» Data rows:
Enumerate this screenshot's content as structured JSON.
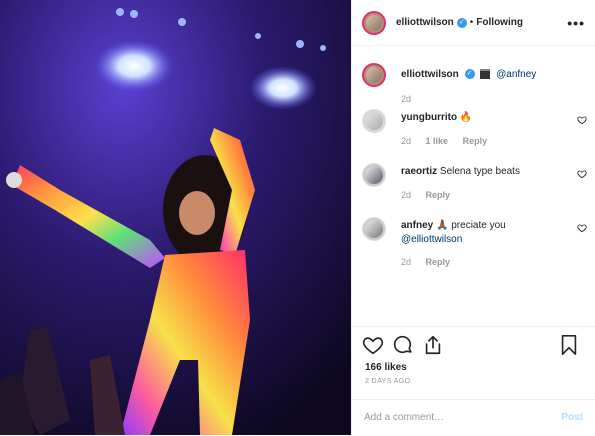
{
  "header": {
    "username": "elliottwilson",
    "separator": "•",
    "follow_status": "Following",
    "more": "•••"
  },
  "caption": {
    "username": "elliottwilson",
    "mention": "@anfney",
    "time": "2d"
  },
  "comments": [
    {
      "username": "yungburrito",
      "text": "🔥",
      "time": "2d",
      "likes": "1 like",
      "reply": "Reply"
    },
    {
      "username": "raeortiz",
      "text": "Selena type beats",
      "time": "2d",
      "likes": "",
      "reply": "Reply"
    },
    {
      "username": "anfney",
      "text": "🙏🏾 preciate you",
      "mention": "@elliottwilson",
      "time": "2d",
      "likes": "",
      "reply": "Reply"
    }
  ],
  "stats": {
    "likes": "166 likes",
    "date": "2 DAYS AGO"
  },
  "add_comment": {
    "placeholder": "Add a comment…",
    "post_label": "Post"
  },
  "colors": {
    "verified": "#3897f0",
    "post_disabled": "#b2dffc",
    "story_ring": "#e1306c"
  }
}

==

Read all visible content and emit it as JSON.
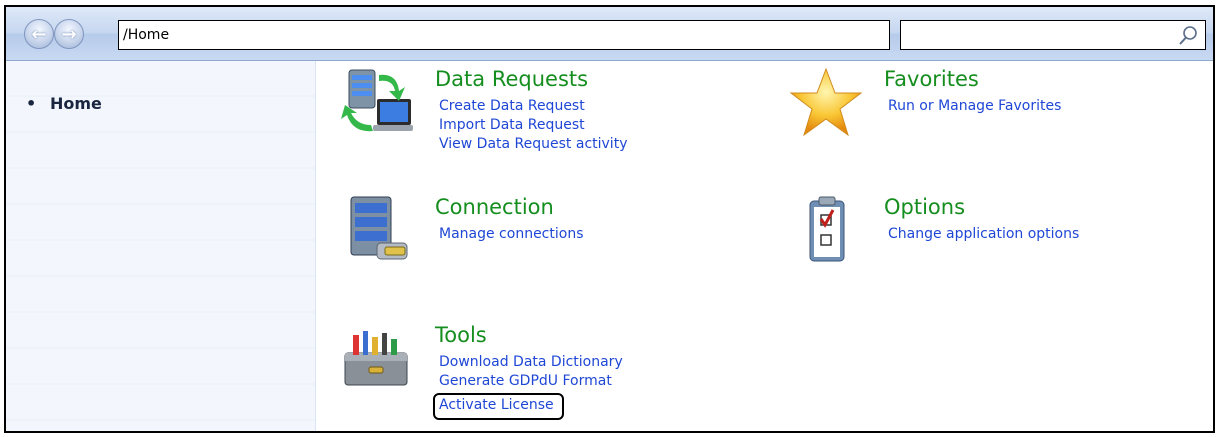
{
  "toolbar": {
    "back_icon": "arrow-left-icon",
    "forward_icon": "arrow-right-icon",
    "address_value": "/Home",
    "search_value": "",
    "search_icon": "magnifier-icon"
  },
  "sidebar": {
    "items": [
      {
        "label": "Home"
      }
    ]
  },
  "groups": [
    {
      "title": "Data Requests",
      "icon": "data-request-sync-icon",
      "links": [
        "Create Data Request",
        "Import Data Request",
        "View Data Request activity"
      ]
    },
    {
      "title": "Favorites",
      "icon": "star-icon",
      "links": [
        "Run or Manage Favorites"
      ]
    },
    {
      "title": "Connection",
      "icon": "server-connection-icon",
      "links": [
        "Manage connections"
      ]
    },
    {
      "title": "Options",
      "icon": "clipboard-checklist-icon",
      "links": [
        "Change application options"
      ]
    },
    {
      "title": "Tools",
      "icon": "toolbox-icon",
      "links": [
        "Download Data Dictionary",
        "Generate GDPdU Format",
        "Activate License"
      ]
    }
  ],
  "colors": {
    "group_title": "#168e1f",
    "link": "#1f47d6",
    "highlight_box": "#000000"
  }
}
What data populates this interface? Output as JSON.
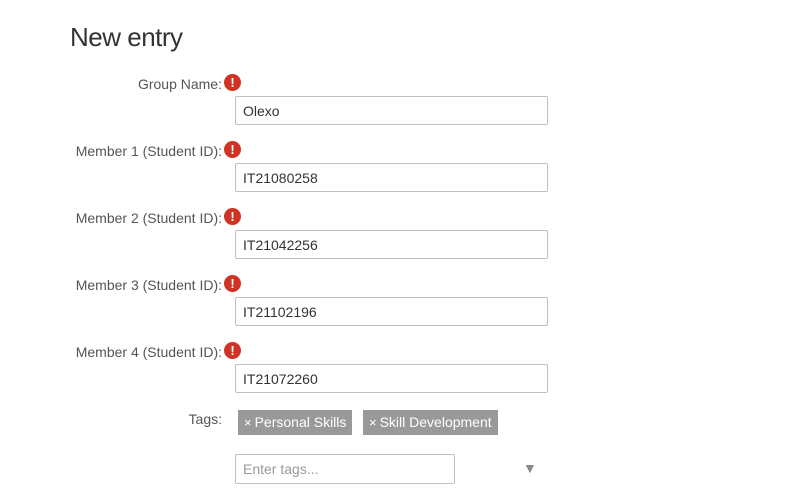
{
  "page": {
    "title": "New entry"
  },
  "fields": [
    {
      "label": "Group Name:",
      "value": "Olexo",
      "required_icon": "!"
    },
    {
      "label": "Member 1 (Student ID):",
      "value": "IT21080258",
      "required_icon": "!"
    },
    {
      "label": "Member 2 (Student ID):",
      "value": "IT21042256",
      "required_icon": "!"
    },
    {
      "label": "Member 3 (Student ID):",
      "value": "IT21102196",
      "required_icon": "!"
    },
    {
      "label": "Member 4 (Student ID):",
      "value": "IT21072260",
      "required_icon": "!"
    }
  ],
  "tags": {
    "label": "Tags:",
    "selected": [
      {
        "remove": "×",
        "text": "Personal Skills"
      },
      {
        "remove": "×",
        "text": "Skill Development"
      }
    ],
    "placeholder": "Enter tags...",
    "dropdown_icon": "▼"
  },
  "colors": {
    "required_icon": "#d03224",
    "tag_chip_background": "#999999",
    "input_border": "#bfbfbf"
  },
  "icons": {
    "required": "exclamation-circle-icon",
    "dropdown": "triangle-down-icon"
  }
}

» Brief: Note every line above where the string "likes" shows up, and copy those lines.

» Correct result:
      "likes": "1 like",
      "likes": "",
      "likes": "",
    "likes": "166 likes",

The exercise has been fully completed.